Challenge:
Count every line of these entries that holds the word "content", and reply with the number only.

Given records:
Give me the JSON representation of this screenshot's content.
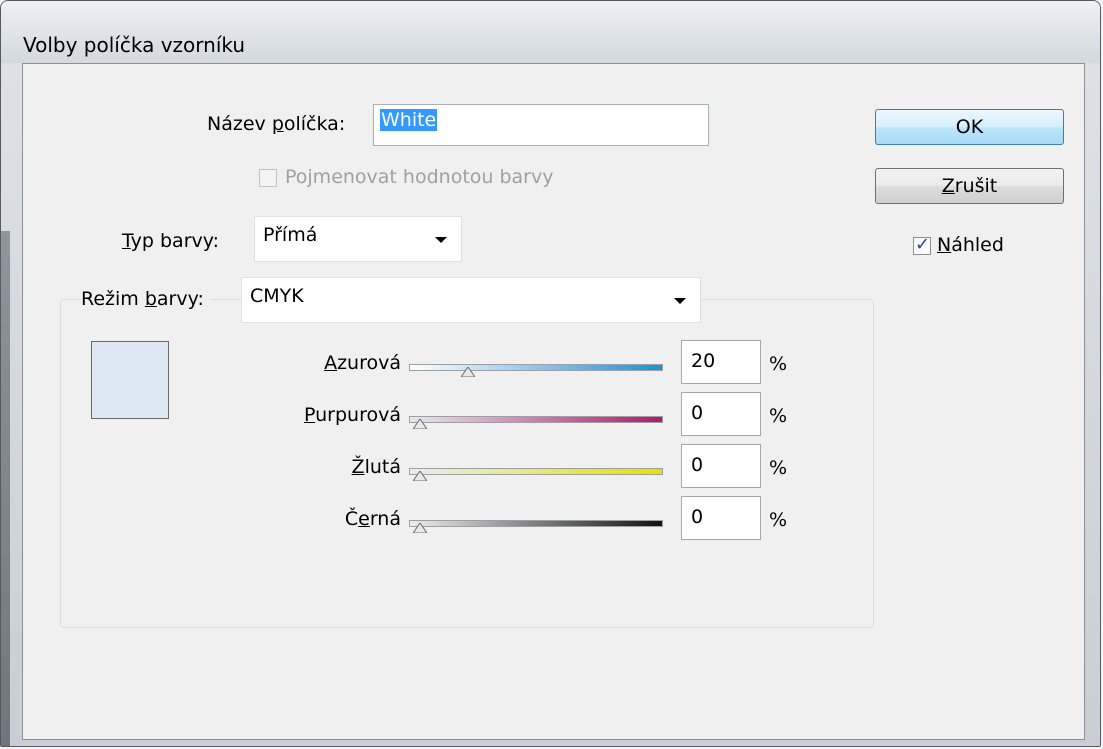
{
  "window": {
    "title": "Volby políčka vzorníku"
  },
  "swatch_name": {
    "label_prefix": "Název ",
    "label_mnemonic": "p",
    "label_rest": "olíčka:",
    "value": "White"
  },
  "name_with_value": {
    "label": "Pojmenovat hodnotou barvy",
    "checked": false,
    "disabled": true
  },
  "color_type": {
    "label_mnemonic": "T",
    "label_rest": "yp barvy:",
    "value": "Přímá"
  },
  "color_mode": {
    "label_prefix": "Režim ",
    "label_mnemonic": "b",
    "label_rest": "arvy:",
    "value": "CMYK"
  },
  "swatch_preview_color": "#dde8f4",
  "channels": [
    {
      "label_mnemonic": "A",
      "label_rest": "zurová",
      "value": "20",
      "percent": "%",
      "level": 20,
      "gradient_from": "#ffffff",
      "gradient_to": "#1a8fe0"
    },
    {
      "label_mnemonic": "P",
      "label_rest": "urpurová",
      "value": "0",
      "percent": "%",
      "level": 0,
      "gradient_from": "#e6e6f0",
      "gradient_to": "#b01870"
    },
    {
      "label_mnemonic": "Ž",
      "label_rest": "lutá",
      "value": "0",
      "percent": "%",
      "level": 0,
      "gradient_from": "#e6eef0",
      "gradient_to": "#e8e000"
    },
    {
      "label_prefix": "Č",
      "label_mnemonic": "e",
      "label_rest": "rná",
      "value": "0",
      "percent": "%",
      "level": 0,
      "gradient_from": "#e8eef0",
      "gradient_to": "#111111"
    }
  ],
  "buttons": {
    "ok": "OK",
    "cancel_mnemonic": "Z",
    "cancel_rest": "rušit"
  },
  "preview": {
    "label_mnemonic": "N",
    "label_rest": "áhled",
    "checked": true
  }
}
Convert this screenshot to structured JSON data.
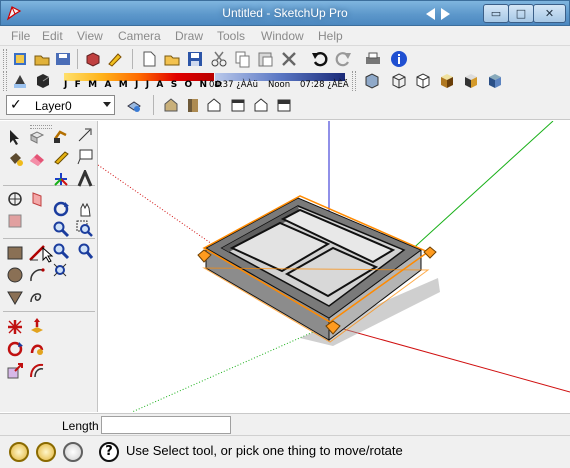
{
  "window": {
    "title": "Untitled - SketchUp Pro",
    "min_glyph": "▭",
    "max_glyph": "□",
    "close_glyph": "✕"
  },
  "menu": [
    "File",
    "Edit",
    "View",
    "Camera",
    "Draw",
    "Tools",
    "Window",
    "Help"
  ],
  "shadow_toolbar": {
    "months_label": "J F M A M J J A S O N D",
    "time_start": "04:37 ¿ÀÀü",
    "time_noon": "Noon",
    "time_end": "07:28 ¿ÀÈÄ"
  },
  "layer": {
    "current": "Layer0",
    "check_glyph": "✓"
  },
  "measurements": {
    "label": "Length",
    "value": ""
  },
  "status": {
    "message": "Use Select tool, or pick one thing to move/rotate",
    "help_glyph": "?"
  },
  "colors": {
    "axis_red": "#d01010",
    "axis_green": "#18b018",
    "axis_blue": "#2020d0",
    "selection": "#ff8a00",
    "titlebar": "#5d98cb"
  },
  "icons": {
    "toolbar_row1": [
      "new-icon",
      "open-icon",
      "save-icon",
      "make-component-icon",
      "paint-icon",
      "new-file-icon",
      "open-file-icon",
      "save-file-icon",
      "cut-icon",
      "copy-icon",
      "paste-icon",
      "erase-icon",
      "undo-icon",
      "redo-icon",
      "print-icon",
      "model-info-icon"
    ],
    "toolbar_row2": [
      "shadow-settings-icon",
      "display-shadows-icon",
      "xray-icon",
      "wireframe-icon",
      "hidden-line-icon",
      "shaded-icon",
      "shaded-textures-icon",
      "monochrome-icon"
    ],
    "toolbar_row3": [
      "layer-manager-icon",
      "iso-view-icon",
      "top-view-icon",
      "front-view-icon",
      "right-view-icon",
      "back-view-icon",
      "left-view-icon"
    ]
  }
}
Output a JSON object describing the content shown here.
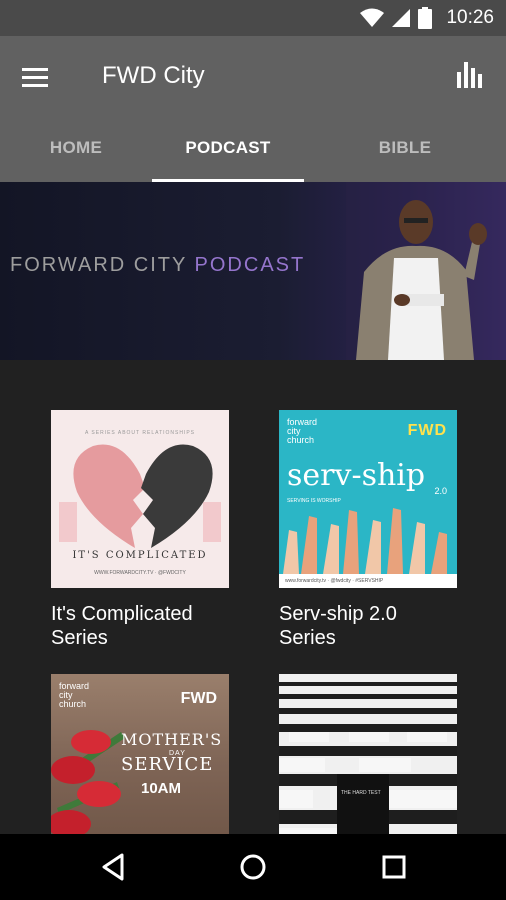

Solution for this problem:
2